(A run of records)
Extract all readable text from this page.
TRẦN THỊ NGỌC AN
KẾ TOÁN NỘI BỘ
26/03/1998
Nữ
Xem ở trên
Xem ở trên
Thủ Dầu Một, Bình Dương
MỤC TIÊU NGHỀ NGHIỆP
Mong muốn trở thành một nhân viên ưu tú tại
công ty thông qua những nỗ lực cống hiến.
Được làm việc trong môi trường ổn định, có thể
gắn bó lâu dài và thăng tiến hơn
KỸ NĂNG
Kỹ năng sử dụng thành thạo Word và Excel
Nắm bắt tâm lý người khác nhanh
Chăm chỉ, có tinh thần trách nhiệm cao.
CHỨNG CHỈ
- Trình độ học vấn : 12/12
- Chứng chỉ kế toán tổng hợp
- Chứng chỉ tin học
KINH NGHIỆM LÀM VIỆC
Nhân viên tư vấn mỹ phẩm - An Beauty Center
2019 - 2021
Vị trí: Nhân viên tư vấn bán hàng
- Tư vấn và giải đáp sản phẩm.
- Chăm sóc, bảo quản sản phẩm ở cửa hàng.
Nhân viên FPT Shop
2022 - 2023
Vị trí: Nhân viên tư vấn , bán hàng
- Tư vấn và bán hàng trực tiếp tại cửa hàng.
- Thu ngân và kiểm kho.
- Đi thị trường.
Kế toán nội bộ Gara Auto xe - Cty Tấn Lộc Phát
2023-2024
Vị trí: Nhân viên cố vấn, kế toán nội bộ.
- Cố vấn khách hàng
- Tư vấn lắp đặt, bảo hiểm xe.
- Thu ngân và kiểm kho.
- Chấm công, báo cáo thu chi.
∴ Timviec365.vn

__What to work on__:
Repeat every record, exactly as written.

__Exercise output__:
Extract all readable text from this page.
TRẦN THỊ NGỌC AN
KẾ TOÁN NỘI BỘ
26/03/1998
Nữ
Xem ở trên
Xem ở trên
Thủ Dầu Một, Bình Dương
MỤC TIÊU NGHỀ NGHIỆP
Mong muốn trở thành một nhân viên ưu tú tại
công ty thông qua những nỗ lực cống hiến.
Được làm việc trong môi trường ổn định, có thể
gắn bó lâu dài và thăng tiến hơn
KỸ NĂNG
Kỹ năng sử dụng thành thạo Word và Excel
Nắm bắt tâm lý người khác nhanh
Chăm chỉ, có tinh thần trách nhiệm cao.
CHỨNG CHỈ
- Trình độ học vấn : 12/12
- Chứng chỉ kế toán tổng hợp
- Chứng chỉ tin học
KINH NGHIỆM LÀM VIỆC
Nhân viên tư vấn mỹ phẩm - An Beauty Center
2019 - 2021
Vị trí: Nhân viên tư vấn bán hàng
- Tư vấn và giải đáp sản phẩm.
- Chăm sóc, bảo quản sản phẩm ở cửa hàng.
Nhân viên FPT Shop
2022 - 2023
Vị trí: Nhân viên tư vấn , bán hàng
- Tư vấn và bán hàng trực tiếp tại cửa hàng.
- Thu ngân và kiểm kho.
- Đi thị trường.
Kế toán nội bộ Gara Auto xe - Cty Tấn Lộc Phát
2023-2024
Vị trí: Nhân viên cố vấn, kế toán nội bộ.
- Cố vấn khách hàng
- Tư vấn lắp đặt, bảo hiểm xe.
- Thu ngân và kiểm kho.
- Chấm công, báo cáo thu chi.
∴ Timviec365.vn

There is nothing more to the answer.